[Begin Dataset content]

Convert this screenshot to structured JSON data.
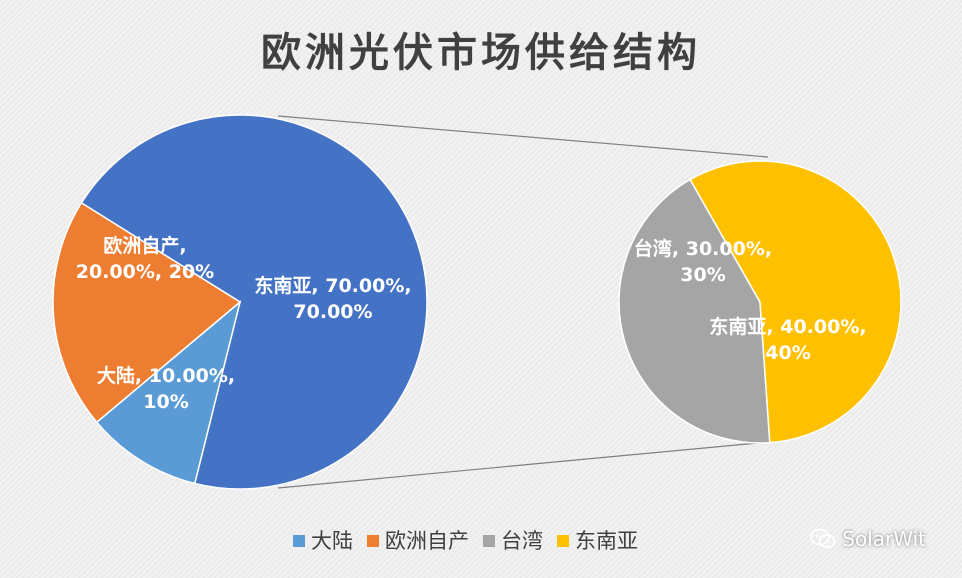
{
  "chart_data": [
    {
      "type": "pie",
      "title": "欧洲光伏市场供给结构",
      "categories": [
        "东南亚",
        "大陆",
        "欧洲自产"
      ],
      "values": [
        70,
        10,
        20
      ],
      "labels": [
        [
          "东南亚, 70.00%,",
          "70.00%"
        ],
        [
          "大陆, 10.00%,",
          "10%"
        ],
        [
          "欧洲自产,",
          "20.00%, 20%"
        ]
      ],
      "colors": [
        "#4472C4",
        "#5B9BD5",
        "#ED7D31"
      ]
    },
    {
      "type": "pie",
      "categories": [
        "台湾",
        "东南亚"
      ],
      "values": [
        30,
        40
      ],
      "labels": [
        [
          "台湾, 30.00%,",
          "30%"
        ],
        [
          "东南亚, 40.00%,",
          "40%"
        ]
      ],
      "colors": [
        "#A5A5A5",
        "#FFC000"
      ]
    }
  ],
  "legend": {
    "placement": "bottom",
    "items": [
      {
        "label": "大陆",
        "color": "#5B9BD5"
      },
      {
        "label": "欧洲自产",
        "color": "#ED7D31"
      },
      {
        "label": "台湾",
        "color": "#A5A5A5"
      },
      {
        "label": "东南亚",
        "color": "#FFC000"
      }
    ]
  },
  "watermark": "SolarWit"
}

[End Dataset content]

▶ Stated exercise
Repeat the material above verbatim. Leave the pictures behind.

▶ Result of this task
Convert this screenshot to structured JSON data.
{
  "chart_data": [
    {
      "type": "pie",
      "title": "欧洲光伏市场供给结构",
      "categories": [
        "东南亚",
        "大陆",
        "欧洲自产"
      ],
      "values": [
        70,
        10,
        20
      ],
      "labels": [
        [
          "东南亚, 70.00%,",
          "70.00%"
        ],
        [
          "大陆, 10.00%,",
          "10%"
        ],
        [
          "欧洲自产,",
          "20.00%, 20%"
        ]
      ],
      "colors": [
        "#4472C4",
        "#5B9BD5",
        "#ED7D31"
      ]
    },
    {
      "type": "pie",
      "categories": [
        "台湾",
        "东南亚"
      ],
      "values": [
        30,
        40
      ],
      "labels": [
        [
          "台湾, 30.00%,",
          "30%"
        ],
        [
          "东南亚, 40.00%,",
          "40%"
        ]
      ],
      "colors": [
        "#A5A5A5",
        "#FFC000"
      ]
    }
  ],
  "legend": {
    "placement": "bottom",
    "items": [
      {
        "label": "大陆",
        "color": "#5B9BD5"
      },
      {
        "label": "欧洲自产",
        "color": "#ED7D31"
      },
      {
        "label": "台湾",
        "color": "#A5A5A5"
      },
      {
        "label": "东南亚",
        "color": "#FFC000"
      }
    ]
  },
  "watermark": "SolarWit"
}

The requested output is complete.